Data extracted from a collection

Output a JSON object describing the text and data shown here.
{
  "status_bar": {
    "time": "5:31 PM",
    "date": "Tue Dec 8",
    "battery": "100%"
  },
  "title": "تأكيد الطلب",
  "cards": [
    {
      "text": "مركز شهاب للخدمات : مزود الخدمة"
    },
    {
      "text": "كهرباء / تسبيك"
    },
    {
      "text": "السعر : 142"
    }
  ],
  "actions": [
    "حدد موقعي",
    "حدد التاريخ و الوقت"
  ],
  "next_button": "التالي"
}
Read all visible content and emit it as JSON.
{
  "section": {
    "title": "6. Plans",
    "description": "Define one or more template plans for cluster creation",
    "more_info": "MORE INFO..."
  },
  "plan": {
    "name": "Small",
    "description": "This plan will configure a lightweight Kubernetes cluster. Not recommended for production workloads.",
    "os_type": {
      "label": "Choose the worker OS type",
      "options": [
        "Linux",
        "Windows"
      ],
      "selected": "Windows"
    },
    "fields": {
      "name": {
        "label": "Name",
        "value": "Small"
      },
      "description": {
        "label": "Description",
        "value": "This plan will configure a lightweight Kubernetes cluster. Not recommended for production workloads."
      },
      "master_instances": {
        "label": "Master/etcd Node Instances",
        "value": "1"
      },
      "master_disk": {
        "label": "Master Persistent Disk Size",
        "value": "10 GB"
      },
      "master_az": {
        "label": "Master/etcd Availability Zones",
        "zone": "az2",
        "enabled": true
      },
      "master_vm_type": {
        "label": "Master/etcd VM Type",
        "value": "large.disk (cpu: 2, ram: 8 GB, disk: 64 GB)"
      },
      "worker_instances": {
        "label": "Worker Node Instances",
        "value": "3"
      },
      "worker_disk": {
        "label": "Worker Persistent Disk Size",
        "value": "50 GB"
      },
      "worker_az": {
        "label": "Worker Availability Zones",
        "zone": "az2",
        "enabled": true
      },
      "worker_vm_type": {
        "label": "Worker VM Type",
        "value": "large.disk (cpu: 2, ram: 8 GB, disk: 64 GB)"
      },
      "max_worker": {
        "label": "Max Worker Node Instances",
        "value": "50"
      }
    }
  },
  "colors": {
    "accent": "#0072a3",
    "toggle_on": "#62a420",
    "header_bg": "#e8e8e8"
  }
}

Exercise instructions
All the entries above need to be reproduced exactly.

Output below
Output a JSON object describing the text and data shown here.
{
  "status_bar": {
    "time": "5:31 PM",
    "date": "Tue Dec 8",
    "battery": "100%"
  },
  "title": "تأكيد الطلب",
  "cards": [
    {
      "text": "مركز شهاب للخدمات : مزود الخدمة"
    },
    {
      "text": "كهرباء / تسبيك"
    },
    {
      "text": "السعر : 142"
    }
  ],
  "actions": [
    "حدد موقعي",
    "حدد التاريخ و الوقت"
  ],
  "next_button": "التالي"
}
Read all visible content and emit it as JSON.
{
  "section": {
    "title": "6. Plans",
    "description": "Define one or more template plans for cluster creation",
    "more_info": "MORE INFO..."
  },
  "plan": {
    "name": "Small",
    "description": "This plan will configure a lightweight Kubernetes cluster. Not recommended for production workloads.",
    "os_type": {
      "label": "Choose the worker OS type",
      "options": [
        "Linux",
        "Windows"
      ],
      "selected": "Windows"
    },
    "fields": {
      "name": {
        "label": "Name",
        "value": "Small"
      },
      "description": {
        "label": "Description",
        "value": "This plan will configure a lightweight Kubernetes cluster. Not recommended for production workloads."
      },
      "master_instances": {
        "label": "Master/etcd Node Instances",
        "value": "1"
      },
      "master_disk": {
        "label": "Master Persistent Disk Size",
        "value": "10 GB"
      },
      "master_az": {
        "label": "Master/etcd Availability Zones",
        "zone": "az2",
        "enabled": true
      },
      "master_vm_type": {
        "label": "Master/etcd VM Type",
        "value": "large.disk (cpu: 2, ram: 8 GB, disk: 64 GB)"
      },
      "worker_instances": {
        "label": "Worker Node Instances",
        "value": "3"
      },
      "worker_disk": {
        "label": "Worker Persistent Disk Size",
        "value": "50 GB"
      },
      "worker_az": {
        "label": "Worker Availability Zones",
        "zone": "az2",
        "enabled": true
      },
      "worker_vm_type": {
        "label": "Worker VM Type",
        "value": "large.disk (cpu: 2, ram: 8 GB, disk: 64 GB)"
      },
      "max_worker": {
        "label": "Max Worker Node Instances",
        "value": "50"
      }
    }
  },
  "colors": {
    "accent": "#0072a3",
    "toggle_on": "#62a420",
    "header_bg": "#e8e8e8"
  }
}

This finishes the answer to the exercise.